» **Required task**
Using the data beneath, show every line that includes the word "boxEl".

^^^^^^^^

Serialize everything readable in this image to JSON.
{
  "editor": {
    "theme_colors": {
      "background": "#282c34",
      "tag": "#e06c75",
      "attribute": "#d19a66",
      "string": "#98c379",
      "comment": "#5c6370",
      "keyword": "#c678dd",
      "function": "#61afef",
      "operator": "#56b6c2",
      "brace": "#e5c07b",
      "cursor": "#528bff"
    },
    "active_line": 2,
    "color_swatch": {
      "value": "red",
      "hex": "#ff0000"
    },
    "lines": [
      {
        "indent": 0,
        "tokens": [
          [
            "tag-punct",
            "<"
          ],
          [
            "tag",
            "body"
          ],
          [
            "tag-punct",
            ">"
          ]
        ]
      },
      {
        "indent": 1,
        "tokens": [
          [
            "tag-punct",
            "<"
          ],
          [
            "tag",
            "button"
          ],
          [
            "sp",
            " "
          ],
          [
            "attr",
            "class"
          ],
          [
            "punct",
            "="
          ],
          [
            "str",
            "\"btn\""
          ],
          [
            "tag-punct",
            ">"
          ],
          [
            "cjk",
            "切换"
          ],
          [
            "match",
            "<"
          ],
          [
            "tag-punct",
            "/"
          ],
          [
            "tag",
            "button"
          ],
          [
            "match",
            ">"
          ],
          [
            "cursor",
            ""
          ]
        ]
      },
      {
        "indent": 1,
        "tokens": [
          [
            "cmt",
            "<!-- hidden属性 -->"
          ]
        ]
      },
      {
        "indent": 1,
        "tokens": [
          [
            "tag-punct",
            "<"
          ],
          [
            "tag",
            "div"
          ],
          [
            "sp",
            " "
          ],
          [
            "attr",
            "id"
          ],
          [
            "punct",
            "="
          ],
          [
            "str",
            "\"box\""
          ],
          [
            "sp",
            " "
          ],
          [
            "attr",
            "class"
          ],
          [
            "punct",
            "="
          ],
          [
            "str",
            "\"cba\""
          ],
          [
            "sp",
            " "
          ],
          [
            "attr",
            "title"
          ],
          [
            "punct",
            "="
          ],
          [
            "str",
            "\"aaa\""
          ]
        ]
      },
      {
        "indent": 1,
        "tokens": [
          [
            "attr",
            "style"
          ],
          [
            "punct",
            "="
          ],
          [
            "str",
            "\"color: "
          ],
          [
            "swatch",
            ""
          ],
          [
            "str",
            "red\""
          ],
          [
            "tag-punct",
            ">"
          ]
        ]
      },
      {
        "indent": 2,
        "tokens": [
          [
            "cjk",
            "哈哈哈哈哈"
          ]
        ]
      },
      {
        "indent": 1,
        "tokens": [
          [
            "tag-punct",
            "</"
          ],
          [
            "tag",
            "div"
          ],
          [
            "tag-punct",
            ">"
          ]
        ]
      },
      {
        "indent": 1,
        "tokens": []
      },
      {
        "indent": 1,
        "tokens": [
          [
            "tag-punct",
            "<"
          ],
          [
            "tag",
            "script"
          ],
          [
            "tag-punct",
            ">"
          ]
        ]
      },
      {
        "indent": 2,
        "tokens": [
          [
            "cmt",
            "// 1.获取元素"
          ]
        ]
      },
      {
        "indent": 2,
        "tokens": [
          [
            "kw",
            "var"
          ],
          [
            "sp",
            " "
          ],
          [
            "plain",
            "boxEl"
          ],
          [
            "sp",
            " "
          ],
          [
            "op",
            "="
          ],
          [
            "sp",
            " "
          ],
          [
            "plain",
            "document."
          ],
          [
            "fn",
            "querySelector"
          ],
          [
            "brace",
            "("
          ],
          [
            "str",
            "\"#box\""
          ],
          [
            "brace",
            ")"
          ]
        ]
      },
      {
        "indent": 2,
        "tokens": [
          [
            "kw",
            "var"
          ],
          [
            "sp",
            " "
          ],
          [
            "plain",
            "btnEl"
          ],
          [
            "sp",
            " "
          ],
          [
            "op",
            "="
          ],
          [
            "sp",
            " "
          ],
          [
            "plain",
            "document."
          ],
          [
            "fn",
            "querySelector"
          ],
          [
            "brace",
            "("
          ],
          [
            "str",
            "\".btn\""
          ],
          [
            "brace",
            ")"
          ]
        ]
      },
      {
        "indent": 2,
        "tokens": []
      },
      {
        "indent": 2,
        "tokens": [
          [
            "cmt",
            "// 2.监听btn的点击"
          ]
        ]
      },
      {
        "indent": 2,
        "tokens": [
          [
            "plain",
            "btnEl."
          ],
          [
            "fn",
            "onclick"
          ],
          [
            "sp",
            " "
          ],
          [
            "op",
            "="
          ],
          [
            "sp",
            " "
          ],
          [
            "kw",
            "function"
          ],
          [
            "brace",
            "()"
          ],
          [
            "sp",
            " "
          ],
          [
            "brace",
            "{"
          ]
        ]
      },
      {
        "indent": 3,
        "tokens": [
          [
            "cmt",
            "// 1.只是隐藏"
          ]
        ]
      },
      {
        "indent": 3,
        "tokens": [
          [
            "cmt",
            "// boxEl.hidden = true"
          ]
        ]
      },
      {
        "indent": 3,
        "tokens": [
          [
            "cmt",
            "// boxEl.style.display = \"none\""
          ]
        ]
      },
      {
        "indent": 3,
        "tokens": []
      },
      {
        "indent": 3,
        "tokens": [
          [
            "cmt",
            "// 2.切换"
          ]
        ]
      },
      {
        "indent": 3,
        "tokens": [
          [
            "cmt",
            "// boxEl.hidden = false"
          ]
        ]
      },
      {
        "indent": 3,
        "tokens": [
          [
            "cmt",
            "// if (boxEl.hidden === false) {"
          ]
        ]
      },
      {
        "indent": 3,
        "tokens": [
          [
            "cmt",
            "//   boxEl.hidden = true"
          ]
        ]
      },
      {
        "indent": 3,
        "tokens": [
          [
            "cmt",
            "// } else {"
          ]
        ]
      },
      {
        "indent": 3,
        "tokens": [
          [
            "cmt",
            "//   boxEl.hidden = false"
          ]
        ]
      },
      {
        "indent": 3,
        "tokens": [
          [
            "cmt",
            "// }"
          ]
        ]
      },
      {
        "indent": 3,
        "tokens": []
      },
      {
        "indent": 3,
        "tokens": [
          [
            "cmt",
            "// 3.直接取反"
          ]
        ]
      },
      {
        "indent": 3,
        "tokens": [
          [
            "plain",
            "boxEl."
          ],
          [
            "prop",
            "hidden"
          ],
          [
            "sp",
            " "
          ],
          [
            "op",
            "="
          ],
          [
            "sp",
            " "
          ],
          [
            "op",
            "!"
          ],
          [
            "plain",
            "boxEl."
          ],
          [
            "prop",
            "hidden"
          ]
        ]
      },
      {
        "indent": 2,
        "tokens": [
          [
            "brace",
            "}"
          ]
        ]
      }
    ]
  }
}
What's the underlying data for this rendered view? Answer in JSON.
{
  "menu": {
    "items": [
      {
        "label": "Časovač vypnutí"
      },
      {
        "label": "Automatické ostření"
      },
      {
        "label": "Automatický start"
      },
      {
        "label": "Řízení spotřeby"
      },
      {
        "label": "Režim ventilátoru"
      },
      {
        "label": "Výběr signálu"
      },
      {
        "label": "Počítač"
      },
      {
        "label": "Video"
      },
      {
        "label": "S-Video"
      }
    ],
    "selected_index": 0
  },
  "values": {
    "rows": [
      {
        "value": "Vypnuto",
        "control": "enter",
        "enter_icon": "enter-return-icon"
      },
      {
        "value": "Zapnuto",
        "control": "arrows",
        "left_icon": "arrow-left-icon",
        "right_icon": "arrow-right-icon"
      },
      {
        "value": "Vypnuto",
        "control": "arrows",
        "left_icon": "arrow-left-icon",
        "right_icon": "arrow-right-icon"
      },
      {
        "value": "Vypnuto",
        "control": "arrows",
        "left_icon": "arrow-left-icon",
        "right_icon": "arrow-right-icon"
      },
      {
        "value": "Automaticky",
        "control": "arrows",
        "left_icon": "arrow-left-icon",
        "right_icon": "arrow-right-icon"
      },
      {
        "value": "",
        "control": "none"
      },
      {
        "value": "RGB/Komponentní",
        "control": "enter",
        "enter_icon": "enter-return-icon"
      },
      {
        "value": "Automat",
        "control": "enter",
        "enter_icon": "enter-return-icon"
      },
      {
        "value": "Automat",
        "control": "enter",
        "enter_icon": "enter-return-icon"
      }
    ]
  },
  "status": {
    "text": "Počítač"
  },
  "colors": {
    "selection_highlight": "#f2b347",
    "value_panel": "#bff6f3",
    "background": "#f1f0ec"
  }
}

^^^^^^^^

» **Exercise answer**
            "boxEl"
            "// boxEl.hidden = true"
            "// boxEl.style.display = \"none\""
            "// boxEl.hidden = false"
            "// if (boxEl.hidden === false) {"
            "//   boxEl.hidden = true"
            "//   boxEl.hidden = false"
            "boxEl."
            "boxEl."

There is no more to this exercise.